What you will do: Reproduce all of the records line for line, with no changes.

Records from a data source:
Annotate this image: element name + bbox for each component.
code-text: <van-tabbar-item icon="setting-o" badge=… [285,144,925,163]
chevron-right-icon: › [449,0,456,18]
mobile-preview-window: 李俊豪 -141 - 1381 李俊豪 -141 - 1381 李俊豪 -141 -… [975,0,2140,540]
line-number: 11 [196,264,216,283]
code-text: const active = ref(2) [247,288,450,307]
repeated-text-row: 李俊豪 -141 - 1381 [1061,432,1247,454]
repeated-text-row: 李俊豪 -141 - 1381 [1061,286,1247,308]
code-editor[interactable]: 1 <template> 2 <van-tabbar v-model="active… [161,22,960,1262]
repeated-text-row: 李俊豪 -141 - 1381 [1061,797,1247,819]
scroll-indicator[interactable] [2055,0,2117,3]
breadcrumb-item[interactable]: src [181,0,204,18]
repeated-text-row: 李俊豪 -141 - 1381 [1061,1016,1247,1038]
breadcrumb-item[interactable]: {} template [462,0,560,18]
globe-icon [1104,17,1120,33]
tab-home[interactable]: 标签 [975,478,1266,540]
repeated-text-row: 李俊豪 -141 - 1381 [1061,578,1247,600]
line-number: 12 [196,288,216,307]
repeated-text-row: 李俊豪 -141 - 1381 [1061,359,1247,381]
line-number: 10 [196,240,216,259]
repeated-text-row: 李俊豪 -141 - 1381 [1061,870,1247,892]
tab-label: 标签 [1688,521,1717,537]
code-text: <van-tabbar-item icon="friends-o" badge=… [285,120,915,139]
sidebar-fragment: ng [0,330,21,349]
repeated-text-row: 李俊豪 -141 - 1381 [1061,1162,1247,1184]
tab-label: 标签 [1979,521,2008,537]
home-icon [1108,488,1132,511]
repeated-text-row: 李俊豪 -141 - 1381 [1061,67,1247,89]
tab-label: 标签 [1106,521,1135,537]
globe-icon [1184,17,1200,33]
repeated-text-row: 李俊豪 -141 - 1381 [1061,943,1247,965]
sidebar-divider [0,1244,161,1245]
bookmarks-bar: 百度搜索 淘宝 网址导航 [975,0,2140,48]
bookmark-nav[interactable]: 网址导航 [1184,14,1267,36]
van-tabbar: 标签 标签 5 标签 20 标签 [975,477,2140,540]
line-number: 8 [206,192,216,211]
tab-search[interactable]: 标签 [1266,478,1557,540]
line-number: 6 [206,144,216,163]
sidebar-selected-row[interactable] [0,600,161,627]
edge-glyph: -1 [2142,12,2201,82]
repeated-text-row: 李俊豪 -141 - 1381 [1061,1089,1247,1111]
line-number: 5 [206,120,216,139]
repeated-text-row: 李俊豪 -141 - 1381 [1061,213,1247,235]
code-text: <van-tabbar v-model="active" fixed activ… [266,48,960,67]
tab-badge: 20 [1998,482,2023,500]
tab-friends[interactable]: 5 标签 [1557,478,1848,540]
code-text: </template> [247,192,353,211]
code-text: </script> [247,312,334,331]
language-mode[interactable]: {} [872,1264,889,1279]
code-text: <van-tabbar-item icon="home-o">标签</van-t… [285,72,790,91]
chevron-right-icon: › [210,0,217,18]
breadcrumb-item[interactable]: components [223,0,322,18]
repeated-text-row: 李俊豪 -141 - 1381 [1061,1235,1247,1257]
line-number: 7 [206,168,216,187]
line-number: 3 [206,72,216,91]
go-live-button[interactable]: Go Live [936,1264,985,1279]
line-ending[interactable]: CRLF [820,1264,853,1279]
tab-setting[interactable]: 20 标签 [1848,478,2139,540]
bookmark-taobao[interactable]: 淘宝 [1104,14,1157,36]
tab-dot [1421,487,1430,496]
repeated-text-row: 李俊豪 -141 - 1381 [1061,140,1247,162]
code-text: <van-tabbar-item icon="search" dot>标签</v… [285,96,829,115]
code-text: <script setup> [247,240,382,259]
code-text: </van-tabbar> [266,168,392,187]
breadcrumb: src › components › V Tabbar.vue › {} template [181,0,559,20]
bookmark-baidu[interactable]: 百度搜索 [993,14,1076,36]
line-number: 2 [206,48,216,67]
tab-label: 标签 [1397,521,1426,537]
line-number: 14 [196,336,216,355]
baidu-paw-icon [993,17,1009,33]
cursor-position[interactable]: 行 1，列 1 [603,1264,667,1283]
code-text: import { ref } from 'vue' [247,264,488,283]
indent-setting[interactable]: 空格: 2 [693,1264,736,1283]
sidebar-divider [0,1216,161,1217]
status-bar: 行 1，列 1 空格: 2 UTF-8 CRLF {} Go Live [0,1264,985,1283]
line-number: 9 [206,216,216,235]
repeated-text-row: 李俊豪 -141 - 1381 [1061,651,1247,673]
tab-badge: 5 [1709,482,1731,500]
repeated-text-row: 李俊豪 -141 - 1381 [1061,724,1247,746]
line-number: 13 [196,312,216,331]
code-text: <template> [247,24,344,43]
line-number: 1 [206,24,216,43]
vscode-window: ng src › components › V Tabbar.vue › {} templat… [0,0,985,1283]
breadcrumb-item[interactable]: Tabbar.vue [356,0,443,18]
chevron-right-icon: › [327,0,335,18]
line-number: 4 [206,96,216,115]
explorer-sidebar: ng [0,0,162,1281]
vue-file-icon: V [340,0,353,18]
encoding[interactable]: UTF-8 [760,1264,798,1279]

Exercise response:
Annotate this image: element name + bbox for each component.
code-text: <van-tabbar-item icon="setting-o" badge=… [285,144,925,163]
chevron-right-icon: › [449,0,456,18]
mobile-preview-window: 李俊豪 -141 - 1381 李俊豪 -141 - 1381 李俊豪 -141 -… [975,0,2140,540]
line-number: 11 [196,264,216,283]
code-text: const active = ref(2) [247,288,450,307]
repeated-text-row: 李俊豪 -141 - 1381 [1061,432,1247,454]
repeated-text-row: 李俊豪 -141 - 1381 [1061,286,1247,308]
code-editor[interactable]: 1 <template> 2 <van-tabbar v-model="active… [161,22,960,1262]
repeated-text-row: 李俊豪 -141 - 1381 [1061,797,1247,819]
scroll-indicator[interactable] [2055,0,2117,3]
breadcrumb-item[interactable]: src [181,0,204,18]
repeated-text-row: 李俊豪 -141 - 1381 [1061,1016,1247,1038]
breadcrumb-item[interactable]: {} template [462,0,560,18]
globe-icon [1104,17,1120,33]
tab-home[interactable]: 标签 [975,478,1266,540]
repeated-text-row: 李俊豪 -141 - 1381 [1061,578,1247,600]
line-number: 12 [196,288,216,307]
repeated-text-row: 李俊豪 -141 - 1381 [1061,359,1247,381]
line-number: 10 [196,240,216,259]
repeated-text-row: 李俊豪 -141 - 1381 [1061,870,1247,892]
tab-label: 标签 [1688,521,1717,537]
code-text: <van-tabbar-item icon="friends-o" badge=… [285,120,915,139]
sidebar-fragment: ng [0,330,21,349]
repeated-text-row: 李俊豪 -141 - 1381 [1061,1162,1247,1184]
tab-label: 标签 [1979,521,2008,537]
home-icon [1108,488,1132,511]
repeated-text-row: 李俊豪 -141 - 1381 [1061,67,1247,89]
tab-label: 标签 [1106,521,1135,537]
globe-icon [1184,17,1200,33]
repeated-text-row: 李俊豪 -141 - 1381 [1061,943,1247,965]
sidebar-divider [0,1244,161,1245]
bookmarks-bar: 百度搜索 淘宝 网址导航 [975,0,2140,48]
bookmark-nav[interactable]: 网址导航 [1184,14,1267,36]
van-tabbar: 标签 标签 5 标签 20 标签 [975,477,2140,540]
line-number: 8 [206,192,216,211]
tab-search[interactable]: 标签 [1266,478,1557,540]
line-number: 6 [206,144,216,163]
sidebar-selected-row[interactable] [0,600,161,627]
edge-glyph: -1 [2142,12,2201,82]
repeated-text-row: 李俊豪 -141 - 1381 [1061,1089,1247,1111]
line-number: 5 [206,120,216,139]
repeated-text-row: 李俊豪 -141 - 1381 [1061,213,1247,235]
code-text: <van-tabbar v-model="active" fixed activ… [266,48,960,67]
tab-badge: 20 [1998,482,2023,500]
tab-friends[interactable]: 5 标签 [1557,478,1848,540]
code-text: </template> [247,192,353,211]
code-text: </script> [247,312,334,331]
language-mode[interactable]: {} [872,1264,889,1279]
code-text: <van-tabbar-item icon="home-o">标签</van-t… [285,72,790,91]
chevron-right-icon: › [210,0,217,18]
breadcrumb-item[interactable]: components [223,0,322,18]
repeated-text-row: 李俊豪 -141 - 1381 [1061,1235,1247,1257]
line-number: 7 [206,168,216,187]
line-number: 3 [206,72,216,91]
go-live-button[interactable]: Go Live [936,1264,985,1279]
line-ending[interactable]: CRLF [820,1264,853,1279]
tab-setting[interactable]: 20 标签 [1848,478,2139,540]
bookmark-taobao[interactable]: 淘宝 [1104,14,1157,36]
tab-dot [1421,487,1430,496]
repeated-text-row: 李俊豪 -141 - 1381 [1061,140,1247,162]
code-text: <van-tabbar-item icon="search" dot>标签</v… [285,96,829,115]
code-text: <script setup> [247,240,382,259]
code-text: </van-tabbar> [266,168,392,187]
breadcrumb: src › components › V Tabbar.vue › {} template [181,0,559,20]
bookmark-baidu[interactable]: 百度搜索 [993,14,1076,36]
line-number: 2 [206,48,216,67]
tab-label: 标签 [1397,521,1426,537]
line-number: 14 [196,336,216,355]
baidu-paw-icon [993,17,1009,33]
cursor-position[interactable]: 行 1，列 1 [603,1264,667,1283]
code-text: import { ref } from 'vue' [247,264,488,283]
indent-setting[interactable]: 空格: 2 [693,1264,736,1283]
sidebar-divider [0,1216,161,1217]
status-bar: 行 1，列 1 空格: 2 UTF-8 CRLF {} Go Live [0,1264,985,1283]
line-number: 9 [206,216,216,235]
repeated-text-row: 李俊豪 -141 - 1381 [1061,651,1247,673]
tab-badge: 5 [1709,482,1731,500]
repeated-text-row: 李俊豪 -141 - 1381 [1061,724,1247,746]
line-number: 13 [196,312,216,331]
code-text: <template> [247,24,344,43]
line-number: 1 [206,24,216,43]
vscode-window: ng src › components › V Tabbar.vue › {} templat… [0,0,985,1283]
breadcrumb-item[interactable]: Tabbar.vue [356,0,443,18]
chevron-right-icon: › [327,0,335,18]
line-number: 4 [206,96,216,115]
explorer-sidebar: ng [0,0,162,1281]
vue-file-icon: V [340,0,353,18]
encoding[interactable]: UTF-8 [760,1264,798,1279]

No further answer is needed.